- Set problem -
All of the records below must be output exactly, with no pictures carried over.

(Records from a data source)
>>>>
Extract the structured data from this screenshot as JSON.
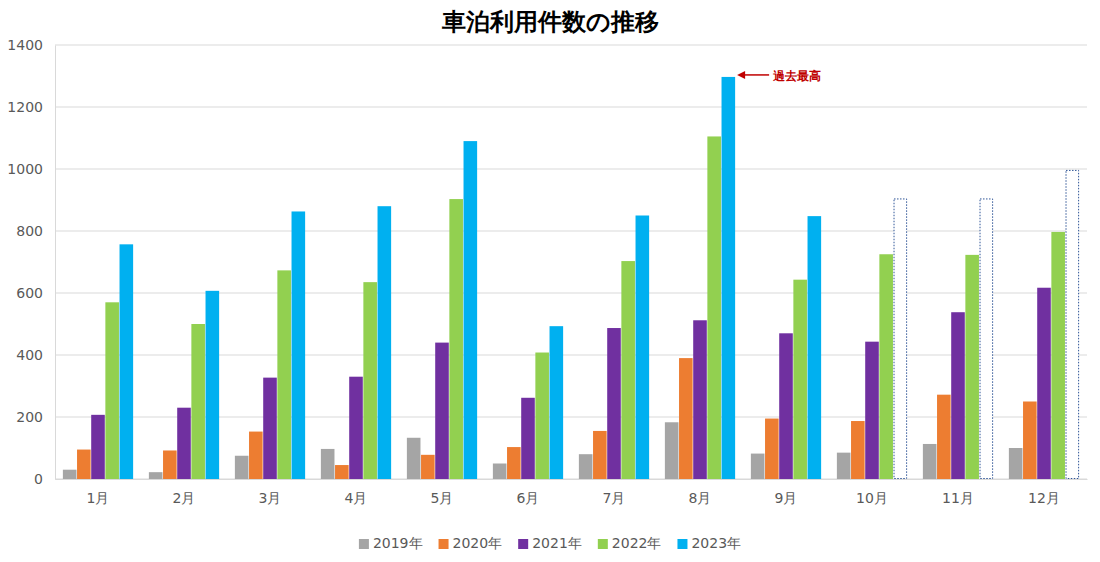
{
  "chart_data": {
    "type": "bar",
    "title": "車泊利用件数の推移",
    "categories": [
      "1月",
      "2月",
      "3月",
      "4月",
      "5月",
      "6月",
      "7月",
      "8月",
      "9月",
      "10月",
      "11月",
      "12月"
    ],
    "series": [
      {
        "name": "2019年",
        "color": "#a5a5a5",
        "values": [
          30,
          22,
          75,
          97,
          133,
          50,
          80,
          183,
          82,
          85,
          113,
          100
        ]
      },
      {
        "name": "2020年",
        "color": "#ed7d31",
        "values": [
          95,
          92,
          153,
          45,
          78,
          103,
          155,
          390,
          195,
          187,
          272,
          250
        ]
      },
      {
        "name": "2021年",
        "color": "#7030a0",
        "values": [
          207,
          230,
          327,
          330,
          440,
          262,
          487,
          512,
          470,
          443,
          538,
          617
        ]
      },
      {
        "name": "2022年",
        "color": "#92d050",
        "values": [
          570,
          500,
          673,
          635,
          903,
          408,
          703,
          1105,
          643,
          725,
          723,
          797
        ]
      },
      {
        "name": "2023年",
        "color": "#00b0f0",
        "values": [
          757,
          607,
          863,
          880,
          1090,
          493,
          850,
          1297,
          848,
          null,
          null,
          null
        ],
        "projected": [
          null,
          null,
          null,
          null,
          null,
          null,
          null,
          null,
          null,
          905,
          905,
          997
        ]
      }
    ],
    "annotations": [
      {
        "text": "過去最高",
        "x": "8月",
        "series": "2023年"
      }
    ],
    "ylim": [
      0,
      1400
    ],
    "yticks": [
      0,
      200,
      400,
      600,
      800,
      1000,
      1200,
      1400
    ],
    "grid": true,
    "legend": "bottom"
  }
}
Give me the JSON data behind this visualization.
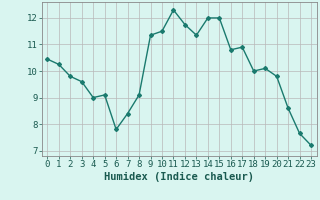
{
  "x": [
    0,
    1,
    2,
    3,
    4,
    5,
    6,
    7,
    8,
    9,
    10,
    11,
    12,
    13,
    14,
    15,
    16,
    17,
    18,
    19,
    20,
    21,
    22,
    23
  ],
  "y": [
    10.45,
    10.25,
    9.8,
    9.6,
    9.0,
    9.1,
    7.8,
    8.4,
    9.1,
    11.35,
    11.5,
    12.3,
    11.75,
    11.35,
    12.0,
    12.0,
    10.8,
    10.9,
    10.0,
    10.1,
    9.8,
    8.6,
    7.65,
    7.2
  ],
  "title": "",
  "xlabel": "Humidex (Indice chaleur)",
  "ylabel": "",
  "xlim": [
    -0.5,
    23.5
  ],
  "ylim": [
    6.8,
    12.6
  ],
  "yticks": [
    7,
    8,
    9,
    10,
    11,
    12
  ],
  "xticks": [
    0,
    1,
    2,
    3,
    4,
    5,
    6,
    7,
    8,
    9,
    10,
    11,
    12,
    13,
    14,
    15,
    16,
    17,
    18,
    19,
    20,
    21,
    22,
    23
  ],
  "line_color": "#1a7a6e",
  "marker": "D",
  "marker_size": 2.0,
  "line_width": 1.0,
  "bg_color": "#d9f5f0",
  "grid_color": "#b8b8b8",
  "xlabel_fontsize": 7.5,
  "tick_fontsize": 6.5
}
<<<<
- Answer for the task -
Extract the structured data from this screenshot as JSON.
{
  "chart_data": {
    "type": "bar",
    "title": "車泊利用件数の推移",
    "categories": [
      "1月",
      "2月",
      "3月",
      "4月",
      "5月",
      "6月",
      "7月",
      "8月",
      "9月",
      "10月",
      "11月",
      "12月"
    ],
    "series": [
      {
        "name": "2019年",
        "color": "#a5a5a5",
        "values": [
          30,
          22,
          75,
          97,
          133,
          50,
          80,
          183,
          82,
          85,
          113,
          100
        ]
      },
      {
        "name": "2020年",
        "color": "#ed7d31",
        "values": [
          95,
          92,
          153,
          45,
          78,
          103,
          155,
          390,
          195,
          187,
          272,
          250
        ]
      },
      {
        "name": "2021年",
        "color": "#7030a0",
        "values": [
          207,
          230,
          327,
          330,
          440,
          262,
          487,
          512,
          470,
          443,
          538,
          617
        ]
      },
      {
        "name": "2022年",
        "color": "#92d050",
        "values": [
          570,
          500,
          673,
          635,
          903,
          408,
          703,
          1105,
          643,
          725,
          723,
          797
        ]
      },
      {
        "name": "2023年",
        "color": "#00b0f0",
        "values": [
          757,
          607,
          863,
          880,
          1090,
          493,
          850,
          1297,
          848,
          null,
          null,
          null
        ],
        "projected": [
          null,
          null,
          null,
          null,
          null,
          null,
          null,
          null,
          null,
          905,
          905,
          997
        ]
      }
    ],
    "annotations": [
      {
        "text": "過去最高",
        "x": "8月",
        "series": "2023年"
      }
    ],
    "ylim": [
      0,
      1400
    ],
    "yticks": [
      0,
      200,
      400,
      600,
      800,
      1000,
      1200,
      1400
    ],
    "grid": true,
    "legend": "bottom"
  }
}
Give me the JSON data behind this visualization.
{
  "x": [
    0,
    1,
    2,
    3,
    4,
    5,
    6,
    7,
    8,
    9,
    10,
    11,
    12,
    13,
    14,
    15,
    16,
    17,
    18,
    19,
    20,
    21,
    22,
    23
  ],
  "y": [
    10.45,
    10.25,
    9.8,
    9.6,
    9.0,
    9.1,
    7.8,
    8.4,
    9.1,
    11.35,
    11.5,
    12.3,
    11.75,
    11.35,
    12.0,
    12.0,
    10.8,
    10.9,
    10.0,
    10.1,
    9.8,
    8.6,
    7.65,
    7.2
  ],
  "title": "",
  "xlabel": "Humidex (Indice chaleur)",
  "ylabel": "",
  "xlim": [
    -0.5,
    23.5
  ],
  "ylim": [
    6.8,
    12.6
  ],
  "yticks": [
    7,
    8,
    9,
    10,
    11,
    12
  ],
  "xticks": [
    0,
    1,
    2,
    3,
    4,
    5,
    6,
    7,
    8,
    9,
    10,
    11,
    12,
    13,
    14,
    15,
    16,
    17,
    18,
    19,
    20,
    21,
    22,
    23
  ],
  "line_color": "#1a7a6e",
  "marker": "D",
  "marker_size": 2.0,
  "line_width": 1.0,
  "bg_color": "#d9f5f0",
  "grid_color": "#b8b8b8",
  "xlabel_fontsize": 7.5,
  "tick_fontsize": 6.5
}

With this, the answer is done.